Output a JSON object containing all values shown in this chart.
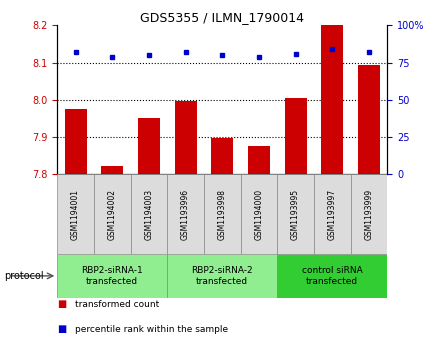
{
  "title": "GDS5355 / ILMN_1790014",
  "samples": [
    "GSM1194001",
    "GSM1194002",
    "GSM1194003",
    "GSM1193996",
    "GSM1193998",
    "GSM1194000",
    "GSM1193995",
    "GSM1193997",
    "GSM1193999"
  ],
  "red_values": [
    7.975,
    7.822,
    7.952,
    7.998,
    7.898,
    7.876,
    8.005,
    8.2,
    8.093
  ],
  "blue_values": [
    82,
    79,
    80,
    82,
    80,
    79,
    81,
    84,
    82
  ],
  "ylim_left": [
    7.8,
    8.2
  ],
  "ylim_right": [
    0,
    100
  ],
  "yticks_left": [
    7.8,
    7.9,
    8.0,
    8.1,
    8.2
  ],
  "yticks_right": [
    0,
    25,
    50,
    75,
    100
  ],
  "dotted_lines": [
    7.9,
    8.0,
    8.1
  ],
  "groups": [
    {
      "label": "RBP2-siRNA-1\ntransfected",
      "start": 0,
      "end": 3,
      "color": "#90EE90"
    },
    {
      "label": "RBP2-siRNA-2\ntransfected",
      "start": 3,
      "end": 6,
      "color": "#90EE90"
    },
    {
      "label": "control siRNA\ntransfected",
      "start": 6,
      "end": 9,
      "color": "#32CD32"
    }
  ],
  "bar_color": "#CC0000",
  "dot_color": "#0000CC",
  "sample_bg": "#DCDCDC",
  "bar_width": 0.6,
  "legend_red": "transformed count",
  "legend_blue": "percentile rank within the sample",
  "protocol_label": "protocol"
}
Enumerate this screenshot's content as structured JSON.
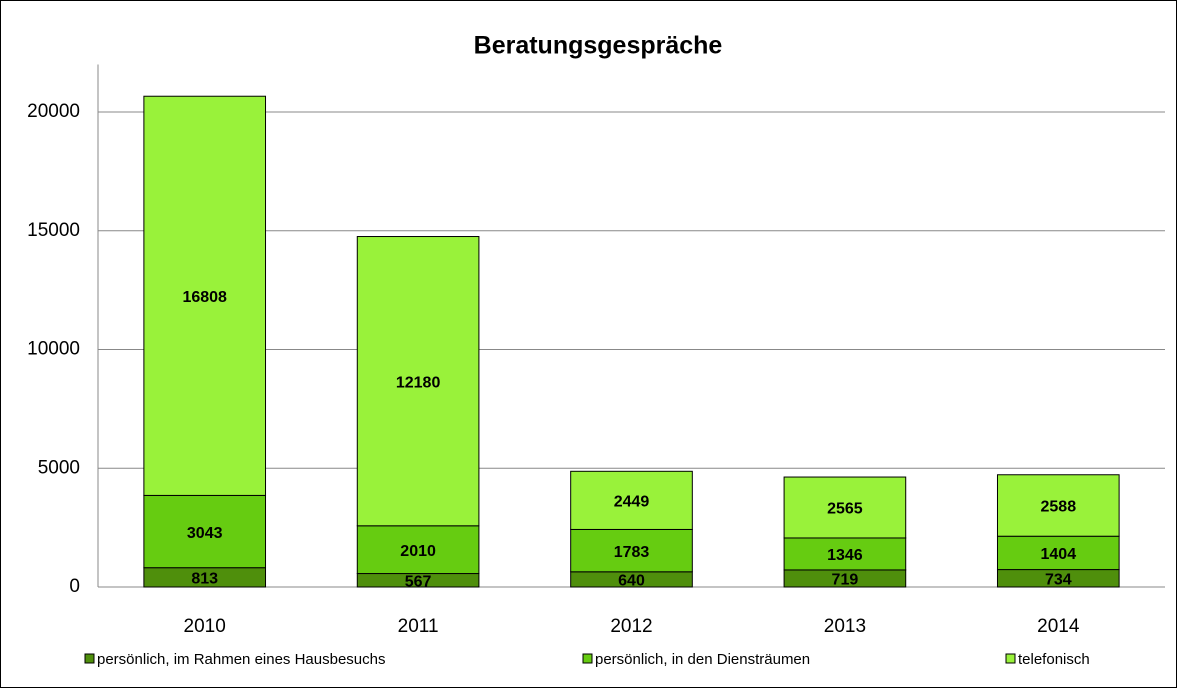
{
  "chart_data": {
    "type": "stacked_bar",
    "title": "Beratungsgespräche",
    "categories": [
      "2010",
      "2011",
      "2012",
      "2013",
      "2014"
    ],
    "series": [
      {
        "name": "persönlich, im Rahmen eines Hausbesuchs",
        "color": "#4f8f0c",
        "values": [
          813,
          567,
          640,
          719,
          734
        ]
      },
      {
        "name": "persönlich, in den Diensträumen",
        "color": "#66cc11",
        "values": [
          3043,
          2010,
          1783,
          1346,
          1404
        ]
      },
      {
        "name": "telefonisch",
        "color": "#99f23a",
        "values": [
          16808,
          12180,
          2449,
          2565,
          2588
        ]
      }
    ],
    "ylim": [
      0,
      22000
    ],
    "yticks": [
      0,
      5000,
      10000,
      15000,
      20000
    ],
    "grid": true,
    "legend": "bottom"
  }
}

★ ★ ★ ★

Copy every line of the records above that holds the word "name".

        "name": "persönlich, im Rahmen eines Hausbesuchs",
        "name": "persönlich, in den Diensträumen",
        "name": "telefonisch",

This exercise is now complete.